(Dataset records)
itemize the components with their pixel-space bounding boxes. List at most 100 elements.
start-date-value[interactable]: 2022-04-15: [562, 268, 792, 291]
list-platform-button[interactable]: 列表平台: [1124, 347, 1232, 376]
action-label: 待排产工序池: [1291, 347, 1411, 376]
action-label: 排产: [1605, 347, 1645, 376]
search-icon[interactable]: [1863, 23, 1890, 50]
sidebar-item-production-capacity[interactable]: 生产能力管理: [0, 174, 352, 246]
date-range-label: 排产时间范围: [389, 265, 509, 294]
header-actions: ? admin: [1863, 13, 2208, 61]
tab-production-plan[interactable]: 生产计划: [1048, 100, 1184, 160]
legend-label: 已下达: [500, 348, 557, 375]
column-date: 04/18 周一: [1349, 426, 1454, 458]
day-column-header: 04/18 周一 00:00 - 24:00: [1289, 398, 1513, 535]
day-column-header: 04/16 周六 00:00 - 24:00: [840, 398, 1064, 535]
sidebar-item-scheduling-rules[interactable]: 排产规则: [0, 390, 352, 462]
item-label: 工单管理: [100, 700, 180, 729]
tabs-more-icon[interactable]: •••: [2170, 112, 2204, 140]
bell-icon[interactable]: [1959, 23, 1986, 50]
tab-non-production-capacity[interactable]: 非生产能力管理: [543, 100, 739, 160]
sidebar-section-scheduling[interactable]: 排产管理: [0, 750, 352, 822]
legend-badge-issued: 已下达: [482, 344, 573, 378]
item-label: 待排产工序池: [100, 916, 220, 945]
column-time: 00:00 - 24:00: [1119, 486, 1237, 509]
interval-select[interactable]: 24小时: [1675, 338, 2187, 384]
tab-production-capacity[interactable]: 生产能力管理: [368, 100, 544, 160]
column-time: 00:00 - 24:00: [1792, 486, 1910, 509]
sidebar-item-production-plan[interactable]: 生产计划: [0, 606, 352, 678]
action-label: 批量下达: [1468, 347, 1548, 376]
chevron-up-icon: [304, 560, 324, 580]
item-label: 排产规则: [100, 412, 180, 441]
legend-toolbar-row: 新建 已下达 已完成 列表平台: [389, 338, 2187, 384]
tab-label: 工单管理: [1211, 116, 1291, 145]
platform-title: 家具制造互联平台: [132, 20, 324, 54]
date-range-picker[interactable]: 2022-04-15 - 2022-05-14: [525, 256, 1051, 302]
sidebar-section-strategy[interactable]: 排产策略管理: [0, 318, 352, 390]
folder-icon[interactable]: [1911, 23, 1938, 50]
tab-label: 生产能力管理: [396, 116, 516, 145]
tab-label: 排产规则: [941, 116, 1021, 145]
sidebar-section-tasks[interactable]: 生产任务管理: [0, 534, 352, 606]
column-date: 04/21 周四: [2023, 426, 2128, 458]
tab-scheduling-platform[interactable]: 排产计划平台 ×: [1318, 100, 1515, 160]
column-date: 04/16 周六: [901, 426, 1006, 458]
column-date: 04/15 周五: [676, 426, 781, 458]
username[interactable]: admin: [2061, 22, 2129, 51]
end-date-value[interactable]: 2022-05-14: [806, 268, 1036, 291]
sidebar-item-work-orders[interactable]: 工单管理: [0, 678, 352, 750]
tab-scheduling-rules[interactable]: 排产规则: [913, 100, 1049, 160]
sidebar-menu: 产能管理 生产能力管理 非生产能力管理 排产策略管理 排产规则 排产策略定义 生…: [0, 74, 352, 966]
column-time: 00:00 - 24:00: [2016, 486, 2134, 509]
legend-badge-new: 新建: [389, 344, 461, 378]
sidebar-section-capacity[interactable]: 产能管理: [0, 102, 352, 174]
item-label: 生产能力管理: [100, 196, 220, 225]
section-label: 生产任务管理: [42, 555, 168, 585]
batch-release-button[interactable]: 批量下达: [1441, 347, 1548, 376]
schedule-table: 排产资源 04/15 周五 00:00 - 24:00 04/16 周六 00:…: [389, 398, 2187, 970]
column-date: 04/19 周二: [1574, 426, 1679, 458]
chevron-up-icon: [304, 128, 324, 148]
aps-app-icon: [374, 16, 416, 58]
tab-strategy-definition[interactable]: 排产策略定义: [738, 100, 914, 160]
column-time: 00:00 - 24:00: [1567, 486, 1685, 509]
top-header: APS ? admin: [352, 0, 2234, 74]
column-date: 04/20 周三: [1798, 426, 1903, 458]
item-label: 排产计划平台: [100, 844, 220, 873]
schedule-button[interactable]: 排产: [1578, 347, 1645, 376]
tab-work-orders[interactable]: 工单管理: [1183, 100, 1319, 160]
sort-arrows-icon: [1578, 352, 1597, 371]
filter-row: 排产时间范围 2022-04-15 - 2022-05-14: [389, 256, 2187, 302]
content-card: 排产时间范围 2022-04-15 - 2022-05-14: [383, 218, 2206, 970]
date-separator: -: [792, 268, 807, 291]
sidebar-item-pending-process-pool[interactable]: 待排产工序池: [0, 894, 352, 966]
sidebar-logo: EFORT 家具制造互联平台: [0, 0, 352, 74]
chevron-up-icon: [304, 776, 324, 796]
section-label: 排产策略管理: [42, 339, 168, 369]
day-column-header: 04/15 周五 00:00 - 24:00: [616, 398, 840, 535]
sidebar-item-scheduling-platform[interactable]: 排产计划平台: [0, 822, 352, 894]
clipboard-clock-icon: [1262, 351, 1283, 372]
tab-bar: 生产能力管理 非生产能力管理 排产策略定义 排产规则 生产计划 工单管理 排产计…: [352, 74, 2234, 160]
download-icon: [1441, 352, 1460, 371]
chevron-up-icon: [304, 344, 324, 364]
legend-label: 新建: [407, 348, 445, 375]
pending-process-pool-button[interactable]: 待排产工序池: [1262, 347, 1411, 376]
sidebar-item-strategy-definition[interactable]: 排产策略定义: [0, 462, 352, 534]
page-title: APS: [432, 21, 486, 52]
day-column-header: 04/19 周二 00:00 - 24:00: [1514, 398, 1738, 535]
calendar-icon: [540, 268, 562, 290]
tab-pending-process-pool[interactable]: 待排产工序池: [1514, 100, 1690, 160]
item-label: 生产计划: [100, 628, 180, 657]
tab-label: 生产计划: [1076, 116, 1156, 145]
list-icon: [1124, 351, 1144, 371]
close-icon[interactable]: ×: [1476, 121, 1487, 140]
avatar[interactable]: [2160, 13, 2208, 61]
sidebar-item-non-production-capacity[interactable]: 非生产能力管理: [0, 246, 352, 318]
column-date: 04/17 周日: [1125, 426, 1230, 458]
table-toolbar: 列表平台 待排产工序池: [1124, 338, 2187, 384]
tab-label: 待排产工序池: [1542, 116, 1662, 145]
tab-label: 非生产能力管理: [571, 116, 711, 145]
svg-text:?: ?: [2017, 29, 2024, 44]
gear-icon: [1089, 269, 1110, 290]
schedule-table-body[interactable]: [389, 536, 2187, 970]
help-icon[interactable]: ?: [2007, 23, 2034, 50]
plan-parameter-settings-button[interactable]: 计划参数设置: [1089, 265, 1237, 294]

WHAT NEEDS TO BE DONE:
Reproduce every line of the records above verbatim, with no changes.

RESPONSE TO THE TASK:
itemize the components with their pixel-space bounding boxes. List at most 100 elements.
start-date-value[interactable]: 2022-04-15: [562, 268, 792, 291]
list-platform-button[interactable]: 列表平台: [1124, 347, 1232, 376]
action-label: 待排产工序池: [1291, 347, 1411, 376]
action-label: 排产: [1605, 347, 1645, 376]
search-icon[interactable]: [1863, 23, 1890, 50]
sidebar-item-production-capacity[interactable]: 生产能力管理: [0, 174, 352, 246]
date-range-label: 排产时间范围: [389, 265, 509, 294]
header-actions: ? admin: [1863, 13, 2208, 61]
tab-production-plan[interactable]: 生产计划: [1048, 100, 1184, 160]
legend-label: 已下达: [500, 348, 557, 375]
column-date: 04/18 周一: [1349, 426, 1454, 458]
day-column-header: 04/18 周一 00:00 - 24:00: [1289, 398, 1513, 535]
day-column-header: 04/16 周六 00:00 - 24:00: [840, 398, 1064, 535]
sidebar-item-scheduling-rules[interactable]: 排产规则: [0, 390, 352, 462]
item-label: 工单管理: [100, 700, 180, 729]
tabs-more-icon[interactable]: •••: [2170, 112, 2204, 140]
bell-icon[interactable]: [1959, 23, 1986, 50]
tab-non-production-capacity[interactable]: 非生产能力管理: [543, 100, 739, 160]
sidebar-section-scheduling[interactable]: 排产管理: [0, 750, 352, 822]
legend-badge-issued: 已下达: [482, 344, 573, 378]
item-label: 待排产工序池: [100, 916, 220, 945]
column-time: 00:00 - 24:00: [1119, 486, 1237, 509]
interval-select[interactable]: 24小时: [1675, 338, 2187, 384]
tab-production-capacity[interactable]: 生产能力管理: [368, 100, 544, 160]
column-time: 00:00 - 24:00: [1792, 486, 1910, 509]
sidebar-item-production-plan[interactable]: 生产计划: [0, 606, 352, 678]
action-label: 批量下达: [1468, 347, 1548, 376]
chevron-up-icon: [304, 560, 324, 580]
item-label: 排产规则: [100, 412, 180, 441]
legend-toolbar-row: 新建 已下达 已完成 列表平台: [389, 338, 2187, 384]
tab-label: 工单管理: [1211, 116, 1291, 145]
platform-title: 家具制造互联平台: [132, 20, 324, 54]
date-range-picker[interactable]: 2022-04-15 - 2022-05-14: [525, 256, 1051, 302]
sidebar-section-strategy[interactable]: 排产策略管理: [0, 318, 352, 390]
folder-icon[interactable]: [1911, 23, 1938, 50]
tab-label: 生产能力管理: [396, 116, 516, 145]
tab-label: 排产规则: [941, 116, 1021, 145]
sidebar-section-tasks[interactable]: 生产任务管理: [0, 534, 352, 606]
column-date: 04/21 周四: [2023, 426, 2128, 458]
tab-scheduling-platform[interactable]: 排产计划平台 ×: [1318, 100, 1515, 160]
column-date: 04/16 周六: [901, 426, 1006, 458]
column-date: 04/15 周五: [676, 426, 781, 458]
username[interactable]: admin: [2061, 22, 2129, 51]
end-date-value[interactable]: 2022-05-14: [806, 268, 1036, 291]
sidebar-item-work-orders[interactable]: 工单管理: [0, 678, 352, 750]
tab-scheduling-rules[interactable]: 排产规则: [913, 100, 1049, 160]
sidebar-menu: 产能管理 生产能力管理 非生产能力管理 排产策略管理 排产规则 排产策略定义 生…: [0, 74, 352, 966]
column-time: 00:00 - 24:00: [2016, 486, 2134, 509]
legend-badge-new: 新建: [389, 344, 461, 378]
sidebar-section-capacity[interactable]: 产能管理: [0, 102, 352, 174]
item-label: 生产能力管理: [100, 196, 220, 225]
section-label: 生产任务管理: [42, 555, 168, 585]
batch-release-button[interactable]: 批量下达: [1441, 347, 1548, 376]
schedule-table: 排产资源 04/15 周五 00:00 - 24:00 04/16 周六 00:…: [389, 398, 2187, 970]
column-date: 04/19 周二: [1574, 426, 1679, 458]
chevron-up-icon: [304, 128, 324, 148]
aps-app-icon: [374, 16, 416, 58]
tab-strategy-definition[interactable]: 排产策略定义: [738, 100, 914, 160]
column-time: 00:00 - 24:00: [1567, 486, 1685, 509]
top-header: APS ? admin: [352, 0, 2234, 74]
column-date: 04/20 周三: [1798, 426, 1903, 458]
item-label: 排产计划平台: [100, 844, 220, 873]
schedule-button[interactable]: 排产: [1578, 347, 1645, 376]
tab-work-orders[interactable]: 工单管理: [1183, 100, 1319, 160]
sort-arrows-icon: [1578, 352, 1597, 371]
filter-row: 排产时间范围 2022-04-15 - 2022-05-14: [389, 256, 2187, 302]
content-card: 排产时间范围 2022-04-15 - 2022-05-14: [383, 218, 2206, 970]
date-separator: -: [792, 268, 807, 291]
sidebar-item-pending-process-pool[interactable]: 待排产工序池: [0, 894, 352, 966]
sidebar-logo: EFORT 家具制造互联平台: [0, 0, 352, 74]
chevron-up-icon: [304, 776, 324, 796]
section-label: 排产策略管理: [42, 339, 168, 369]
day-column-header: 04/15 周五 00:00 - 24:00: [616, 398, 840, 535]
sidebar-item-scheduling-platform[interactable]: 排产计划平台: [0, 822, 352, 894]
clipboard-clock-icon: [1262, 351, 1283, 372]
tab-bar: 生产能力管理 非生产能力管理 排产策略定义 排产规则 生产计划 工单管理 排产计…: [352, 74, 2234, 160]
download-icon: [1441, 352, 1460, 371]
chevron-up-icon: [304, 344, 324, 364]
legend-label: 新建: [407, 348, 445, 375]
pending-process-pool-button[interactable]: 待排产工序池: [1262, 347, 1411, 376]
sidebar-item-strategy-definition[interactable]: 排产策略定义: [0, 462, 352, 534]
page-title: APS: [432, 21, 486, 52]
day-column-header: 04/19 周二 00:00 - 24:00: [1514, 398, 1738, 535]
calendar-icon: [540, 268, 562, 290]
tab-pending-process-pool[interactable]: 待排产工序池: [1514, 100, 1690, 160]
item-label: 生产计划: [100, 628, 180, 657]
tab-label: 生产计划: [1076, 116, 1156, 145]
list-icon: [1124, 351, 1144, 371]
close-icon[interactable]: ×: [1476, 121, 1487, 140]
avatar[interactable]: [2160, 13, 2208, 61]
sidebar-item-non-production-capacity[interactable]: 非生产能力管理: [0, 246, 352, 318]
column-date: 04/17 周日: [1125, 426, 1230, 458]
table-toolbar: 列表平台 待排产工序池: [1124, 338, 2187, 384]
tab-label: 待排产工序池: [1542, 116, 1662, 145]
tab-label: 非生产能力管理: [571, 116, 711, 145]
svg-text:?: ?: [2017, 29, 2024, 44]
gear-icon: [1089, 269, 1110, 290]
schedule-table-body[interactable]: [389, 536, 2187, 970]
help-icon[interactable]: ?: [2007, 23, 2034, 50]
plan-parameter-settings-button[interactable]: 计划参数设置: [1089, 265, 1237, 294]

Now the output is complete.